*** Opening Text shown ***
M95Remark Code (RARC)Active
M95 Remark Code - Home Health Initiative Review
The M95 remark code indicates that the services billed are subject to a Home Health Initiative medical review or cost report audit. This code supplements a claim adjustment reason code, providing further context about the payer's review process for home health services.
How It Relates to the Denial
The M95 remark code typically accompanies adjustment reason codes related to home health services. This combination signals that the claim has been flagged for additional scrutiny under specific review protocols, potentially impacting payment or processing timelines.
Common Scenarios
1A home health agency submits a claim for skilled nursing services provided to a patient, but the remittance shows an adjustment with the M95 remark code.
→ In this case, the M95 indicates that the claim has been selected for a medical review or audit under the Home Health Initiative, meaning further documentation may be required for payment.
2A claim for physical therapy services rendered in a home setting is returned with an adjustment reason code and the M95 remark code attached.
→ Here, the M95 remark code points to the need for additional review, suggesting the payer is assessing the appropriateness of the services provided based on established criteria.
*** Closing Text shown ***
*** Opening Excerpted data ***
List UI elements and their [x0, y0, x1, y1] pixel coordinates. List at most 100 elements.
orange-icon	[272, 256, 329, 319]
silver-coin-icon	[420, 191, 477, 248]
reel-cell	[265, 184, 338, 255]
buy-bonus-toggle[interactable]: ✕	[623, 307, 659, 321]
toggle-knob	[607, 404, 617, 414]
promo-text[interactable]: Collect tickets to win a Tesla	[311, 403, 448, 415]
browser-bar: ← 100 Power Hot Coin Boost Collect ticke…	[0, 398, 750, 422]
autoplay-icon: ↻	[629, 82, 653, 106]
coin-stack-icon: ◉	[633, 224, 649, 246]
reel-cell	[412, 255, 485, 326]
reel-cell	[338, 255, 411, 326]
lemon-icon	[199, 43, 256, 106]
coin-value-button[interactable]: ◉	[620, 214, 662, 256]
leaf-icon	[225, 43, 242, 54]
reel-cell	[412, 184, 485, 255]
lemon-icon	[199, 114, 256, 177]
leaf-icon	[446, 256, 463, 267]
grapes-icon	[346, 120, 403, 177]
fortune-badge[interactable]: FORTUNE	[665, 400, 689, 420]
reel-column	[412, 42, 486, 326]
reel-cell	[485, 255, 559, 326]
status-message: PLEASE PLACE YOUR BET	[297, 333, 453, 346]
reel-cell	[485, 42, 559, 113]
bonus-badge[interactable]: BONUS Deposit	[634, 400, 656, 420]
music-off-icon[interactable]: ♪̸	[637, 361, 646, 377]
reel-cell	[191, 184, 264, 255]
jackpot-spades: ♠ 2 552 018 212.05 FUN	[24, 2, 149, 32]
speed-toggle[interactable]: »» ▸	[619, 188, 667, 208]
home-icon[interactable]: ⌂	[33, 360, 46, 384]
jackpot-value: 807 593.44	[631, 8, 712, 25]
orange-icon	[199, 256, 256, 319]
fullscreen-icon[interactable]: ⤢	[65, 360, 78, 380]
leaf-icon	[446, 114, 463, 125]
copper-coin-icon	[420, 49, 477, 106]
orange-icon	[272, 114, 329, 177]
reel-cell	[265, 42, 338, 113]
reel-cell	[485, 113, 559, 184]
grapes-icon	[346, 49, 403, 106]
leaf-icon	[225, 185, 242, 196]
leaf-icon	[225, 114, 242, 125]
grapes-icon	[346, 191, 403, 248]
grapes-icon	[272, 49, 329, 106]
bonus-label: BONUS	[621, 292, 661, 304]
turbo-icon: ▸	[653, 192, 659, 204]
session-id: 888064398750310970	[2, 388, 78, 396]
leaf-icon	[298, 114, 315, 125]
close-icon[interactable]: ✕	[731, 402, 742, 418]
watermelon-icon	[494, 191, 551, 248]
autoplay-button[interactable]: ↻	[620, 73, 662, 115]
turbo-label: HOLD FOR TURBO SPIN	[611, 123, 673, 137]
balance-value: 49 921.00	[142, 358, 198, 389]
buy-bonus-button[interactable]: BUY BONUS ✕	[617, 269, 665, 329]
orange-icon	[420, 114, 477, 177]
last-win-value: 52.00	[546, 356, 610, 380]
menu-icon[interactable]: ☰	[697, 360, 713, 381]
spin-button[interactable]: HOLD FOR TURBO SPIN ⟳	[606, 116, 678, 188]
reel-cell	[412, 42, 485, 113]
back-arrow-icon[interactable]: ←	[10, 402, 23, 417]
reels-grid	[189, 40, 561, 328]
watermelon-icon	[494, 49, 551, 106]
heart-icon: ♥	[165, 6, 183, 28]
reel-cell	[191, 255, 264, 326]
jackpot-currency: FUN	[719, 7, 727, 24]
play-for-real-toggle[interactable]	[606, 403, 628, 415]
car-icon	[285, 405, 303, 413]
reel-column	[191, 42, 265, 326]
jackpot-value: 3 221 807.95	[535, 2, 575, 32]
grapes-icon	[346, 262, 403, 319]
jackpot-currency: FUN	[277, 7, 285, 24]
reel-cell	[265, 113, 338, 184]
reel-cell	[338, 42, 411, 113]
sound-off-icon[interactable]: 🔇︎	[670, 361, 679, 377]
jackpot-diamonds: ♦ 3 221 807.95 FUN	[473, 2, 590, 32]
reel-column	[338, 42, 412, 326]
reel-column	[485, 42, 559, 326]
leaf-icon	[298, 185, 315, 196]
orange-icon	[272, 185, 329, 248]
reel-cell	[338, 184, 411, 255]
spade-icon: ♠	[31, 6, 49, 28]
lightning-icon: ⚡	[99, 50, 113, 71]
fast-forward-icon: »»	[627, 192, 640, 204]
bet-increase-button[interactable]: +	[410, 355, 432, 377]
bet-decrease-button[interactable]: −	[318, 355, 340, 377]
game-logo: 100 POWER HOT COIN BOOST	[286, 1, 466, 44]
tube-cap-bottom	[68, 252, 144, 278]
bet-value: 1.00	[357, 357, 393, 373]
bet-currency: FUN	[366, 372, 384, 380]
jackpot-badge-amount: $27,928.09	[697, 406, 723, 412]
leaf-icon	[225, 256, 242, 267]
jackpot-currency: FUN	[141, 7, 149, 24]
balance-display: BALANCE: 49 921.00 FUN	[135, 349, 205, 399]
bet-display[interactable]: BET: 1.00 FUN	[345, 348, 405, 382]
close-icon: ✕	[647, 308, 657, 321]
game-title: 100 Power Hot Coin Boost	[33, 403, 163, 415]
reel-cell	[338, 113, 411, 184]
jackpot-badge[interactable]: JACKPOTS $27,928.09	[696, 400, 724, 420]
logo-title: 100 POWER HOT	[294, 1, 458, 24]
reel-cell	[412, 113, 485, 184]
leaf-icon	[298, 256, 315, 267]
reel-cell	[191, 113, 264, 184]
*** Closing Excerpted data ***
▶ **Check your understanding**
1 > List the headings in the M95 remark code page that come after its first line.
2 > From the M95 remark code page, quote the passage from "How It Relates" to "or processing timelines.".
3 > Extend the text on the M95 remark code, starting from where it ends.

▶ **Answers to each task**
1 >
M95 Remark Code - Home Health Initiative Review
How It Relates to the Denial
Common Scenarios

2 >
How It Relates to the Denial
The M95 remark code typically accompanies adjustment reason codes related to home health services. This combination signals that the claim has been flagged for additional scrutiny under specific review protocols, potentially impacting payment or processing timelines.

3 >
3An agency files a claim for home health aide services, and the remittance includes a claim adjustment reason code along with the M95 remark code.
→ The presence of the M95 indicates that these services are undergoing a review process, which may delay payment until the audit is complete.
What to Do
- Prepare to submit any requested documentation related to the services provided under the Home Health Initiative review.
- Monitor the status of the claim closely, as it may require additional follow-up based on the outcome of the audit.
- Ensure that all documentation is compliant with home health service guidelines to facilitate the review process.
What to Check
- The claim details to confirm the services rendered and billed for home health care.
- Any correspondence from the payer requesting additional information or documentation related to the audit.
- The home health agency's internal records to ensure all services comply with the payer’s criteria for medical necessity.